SOURCE PASSAGE
● ● ●
The final step is the actual deployment. In a happy world you:

  • Tell BOSH to use this manifest for deployment: bosh deployment cf-deployment.yml
  • Deploy! bosh deploy
  • Test the deployment by listing the vms bosh vms
  • If all vms are there, try to hit the api endpoint with curl api.cf.lab.local

But…a lot can go wrong:

  • cannot create VM because IP address already in use - you have a misconfiguration in your networks section. Most likely is an overlap between the 2 networks. Note this can be implicit: if the 2 subnets overlap you have to make explicit reservations in the first range for implicit dynamic ips in the second range and vice versa.
  • 503 on hitting the API endpoint - this is a routing issue. Check if your DNS for the api resolves to the haproxy IP. If necessary, edit the stub to let haproxy sit on a static IP.
● ● ●
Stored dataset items

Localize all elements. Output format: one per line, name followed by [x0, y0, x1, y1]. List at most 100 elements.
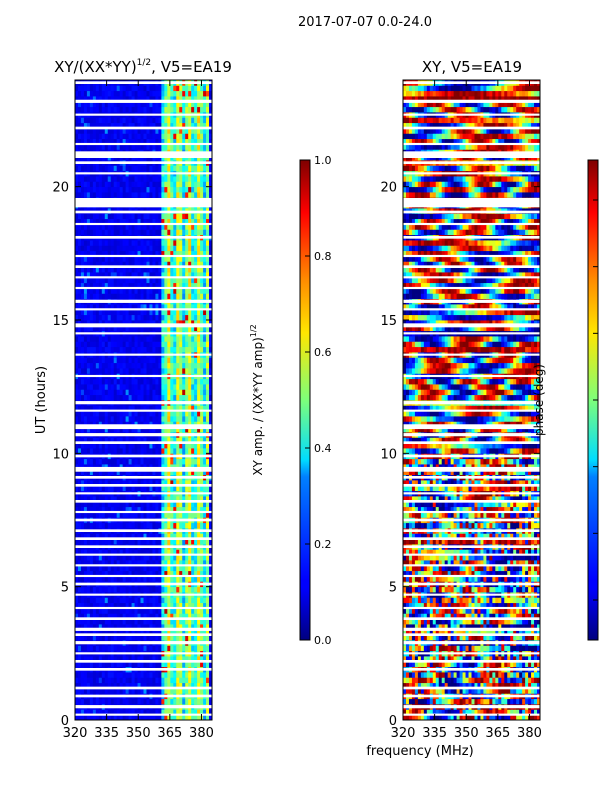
amp-cell — [125, 549, 130, 556]
amp-cell — [119, 165, 124, 172]
amp-cell — [146, 277, 150, 284]
amp-cell — [158, 314, 162, 321]
amp-cell — [179, 186, 183, 193]
amp-cell — [143, 218, 147, 225]
amp-cell — [95, 266, 100, 273]
amp-cell — [182, 682, 186, 689]
amp-cell — [98, 618, 103, 625]
amp-cell — [194, 229, 198, 236]
amp-cell — [194, 698, 198, 705]
amp-cell — [122, 224, 127, 230]
amp-cell — [143, 176, 147, 182]
amp-cell — [185, 229, 189, 236]
amp-cell — [191, 522, 195, 529]
amp-cell — [98, 645, 103, 652]
amp-cell — [140, 506, 144, 513]
amp-cell — [83, 405, 88, 412]
amp-cell — [185, 629, 189, 636]
amp-cell — [182, 304, 186, 310]
amp-cell — [107, 394, 112, 401]
amp-cell — [92, 384, 97, 390]
amp-cell — [92, 240, 97, 246]
amp-cell — [125, 480, 130, 486]
amp-cell — [140, 181, 144, 188]
amp-cell — [200, 485, 204, 492]
amp-cell — [125, 613, 130, 620]
amp-cell — [98, 522, 103, 529]
amp-cell — [209, 309, 212, 316]
amp-cell — [75, 656, 79, 662]
amp-cell — [185, 656, 189, 662]
amp-cell — [75, 677, 79, 684]
amp-cell — [110, 266, 115, 273]
amp-cell — [98, 570, 103, 577]
amp-cell — [203, 682, 207, 689]
amp-cell — [95, 437, 100, 444]
amp-cell — [203, 314, 207, 321]
amp-cell — [188, 341, 192, 348]
amp-cell — [158, 624, 162, 630]
amp-cell — [158, 485, 162, 492]
amp-cell — [191, 256, 195, 262]
amp-cell — [77, 320, 82, 326]
amp-cell — [134, 421, 138, 428]
amp-cell — [80, 485, 85, 492]
amp-cell — [188, 576, 192, 582]
amp-cell — [191, 613, 195, 620]
amp-cell — [128, 314, 132, 321]
amp-cell — [134, 656, 138, 662]
amp-cell — [75, 384, 79, 390]
amp-cell — [161, 469, 165, 476]
amp-cell — [182, 309, 186, 316]
amp-cell — [170, 602, 174, 609]
amp-cell — [161, 357, 165, 364]
amp-cell — [185, 442, 189, 449]
amp-cell — [104, 464, 109, 470]
amp-cell — [140, 597, 144, 604]
amp-cell — [188, 714, 192, 720]
amp-cell — [206, 533, 210, 540]
amp-cell — [77, 634, 82, 641]
amp-cell — [200, 442, 204, 449]
amp-cell — [188, 256, 192, 262]
amp-cell — [179, 624, 183, 630]
amp-cell — [131, 554, 135, 561]
amp-cell — [107, 357, 112, 364]
amp-cell — [179, 293, 183, 300]
amp-cell — [155, 288, 159, 294]
amp-cell — [137, 426, 141, 433]
amp-cell — [188, 688, 192, 694]
amp-cell — [101, 224, 106, 230]
amp-cell — [92, 442, 97, 449]
amp-cell — [104, 405, 109, 412]
amp-cell — [203, 250, 207, 257]
amp-cell — [152, 293, 156, 300]
amp-cell — [86, 506, 91, 513]
amp-cell — [164, 341, 168, 348]
amp-cell — [140, 256, 144, 262]
amp-cell — [164, 672, 168, 678]
amp-cell — [89, 464, 94, 470]
amp-cell — [131, 218, 135, 225]
amp-cell — [98, 384, 103, 390]
amp-cell — [155, 224, 159, 230]
amp-cell — [83, 320, 88, 326]
amp-cell — [128, 304, 132, 310]
amp-cell — [75, 240, 79, 246]
amp-cell — [107, 213, 112, 220]
amp-cell — [77, 224, 82, 230]
amp-cell — [197, 416, 201, 422]
amp-cell — [86, 480, 91, 486]
amp-cell — [128, 629, 132, 636]
amp-cell — [194, 506, 198, 513]
amp-cell — [80, 677, 85, 684]
amp-cell — [158, 277, 162, 284]
amp-cell — [95, 586, 100, 593]
amp-cell — [83, 709, 88, 716]
amp-cell — [86, 437, 91, 444]
amp-cell — [98, 656, 103, 662]
amp-cell — [131, 309, 135, 316]
amp-cell — [98, 608, 103, 614]
amp-cell — [149, 512, 153, 518]
amp-cell — [182, 416, 186, 422]
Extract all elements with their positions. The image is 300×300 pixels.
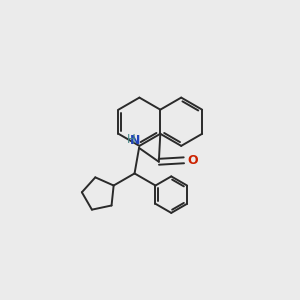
● ● ●
WHAT IS ASKED
A: Answer these from the BOSH deployment passage above the lines:
(i) Which command performs the deployment itself?
(ii) What kind of issue does a 503 on hitting the API endpoint indicate?
(iii) What is the most likely cause of the "IP address already in use" error?
B: List every command line given in the BOSH deployment passage.
C: Please extend the BOSH deployment passage, starting right after its last sentence.

WRITTEN RESPONSES
A:
(i) bosh deploy
(ii) A routing issue
(iii) An overlap between the 2 networks

B:
- bosh deployment cf-deployment.yml
- bosh deploy
- bosh vms
- curl api.cf.lab.local

C:
  • can’t start a job/VM - can happen in resource constrained systems, or systems with multiple datastores. Try to redeploy.
  • websockets handshake error on loggregator while pushing an app - check if the logs specify the correct domain for loggregator. Can happen if ‘domain’ and ‘system_domain’ in properties aren’t identical.
  • no valid stager found while pushing test app - check if the DEA has ample diskspace/memory (100G/10G), sometimes in the default manifest this is too restricted

If you make a change to the stub, make sure to regenerate the deployment manifest and redeploy.